**Listed records**
┄┄┄┄┄┄┄┄┄┄

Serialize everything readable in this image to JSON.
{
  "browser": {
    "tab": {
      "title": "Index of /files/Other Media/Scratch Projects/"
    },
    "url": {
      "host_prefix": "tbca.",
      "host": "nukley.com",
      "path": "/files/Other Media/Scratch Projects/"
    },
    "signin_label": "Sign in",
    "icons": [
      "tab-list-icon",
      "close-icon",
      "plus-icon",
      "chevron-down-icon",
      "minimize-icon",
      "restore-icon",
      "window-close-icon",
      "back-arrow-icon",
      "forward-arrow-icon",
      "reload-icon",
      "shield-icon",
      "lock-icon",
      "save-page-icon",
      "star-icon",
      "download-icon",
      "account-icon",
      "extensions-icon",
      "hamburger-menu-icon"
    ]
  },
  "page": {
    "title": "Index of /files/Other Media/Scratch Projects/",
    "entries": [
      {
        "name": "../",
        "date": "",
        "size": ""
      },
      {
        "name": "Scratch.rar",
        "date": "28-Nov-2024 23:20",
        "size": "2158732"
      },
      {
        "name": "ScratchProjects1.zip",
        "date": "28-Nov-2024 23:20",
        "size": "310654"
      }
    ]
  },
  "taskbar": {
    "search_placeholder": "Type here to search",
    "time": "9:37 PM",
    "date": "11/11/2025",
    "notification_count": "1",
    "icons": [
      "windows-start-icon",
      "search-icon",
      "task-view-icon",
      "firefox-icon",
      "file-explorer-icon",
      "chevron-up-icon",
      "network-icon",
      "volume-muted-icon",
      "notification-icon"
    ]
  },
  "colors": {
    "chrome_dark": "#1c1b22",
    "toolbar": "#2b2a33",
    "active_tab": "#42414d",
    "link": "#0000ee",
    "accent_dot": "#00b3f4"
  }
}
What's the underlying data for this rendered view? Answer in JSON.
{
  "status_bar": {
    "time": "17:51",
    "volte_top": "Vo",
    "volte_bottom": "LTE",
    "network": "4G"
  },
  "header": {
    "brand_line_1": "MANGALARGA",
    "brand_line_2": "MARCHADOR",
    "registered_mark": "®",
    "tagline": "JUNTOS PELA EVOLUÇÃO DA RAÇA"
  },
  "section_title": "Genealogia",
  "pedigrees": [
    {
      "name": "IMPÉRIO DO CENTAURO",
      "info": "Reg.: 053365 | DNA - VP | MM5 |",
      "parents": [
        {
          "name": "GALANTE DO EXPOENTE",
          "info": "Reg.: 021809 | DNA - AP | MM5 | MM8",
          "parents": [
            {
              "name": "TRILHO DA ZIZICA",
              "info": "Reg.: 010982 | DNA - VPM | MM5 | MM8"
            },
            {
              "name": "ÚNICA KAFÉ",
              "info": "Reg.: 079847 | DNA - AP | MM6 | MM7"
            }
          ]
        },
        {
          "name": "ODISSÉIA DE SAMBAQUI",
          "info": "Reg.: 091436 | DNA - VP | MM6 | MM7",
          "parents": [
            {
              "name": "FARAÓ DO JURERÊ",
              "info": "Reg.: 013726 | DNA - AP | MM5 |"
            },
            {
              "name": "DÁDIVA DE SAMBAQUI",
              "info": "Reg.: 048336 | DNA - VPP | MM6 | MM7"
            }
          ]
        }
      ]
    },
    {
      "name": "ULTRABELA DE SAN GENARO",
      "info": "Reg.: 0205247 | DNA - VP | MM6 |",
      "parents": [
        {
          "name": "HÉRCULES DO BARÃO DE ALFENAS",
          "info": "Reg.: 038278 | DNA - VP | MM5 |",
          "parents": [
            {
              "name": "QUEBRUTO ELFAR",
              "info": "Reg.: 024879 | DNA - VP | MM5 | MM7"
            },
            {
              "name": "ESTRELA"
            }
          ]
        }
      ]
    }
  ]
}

┄┄┄┄┄┄┄┄┄┄

**Exercise directions**
Lines containing "Other" are to be counted. State the total and add nothing.

**Task result**
3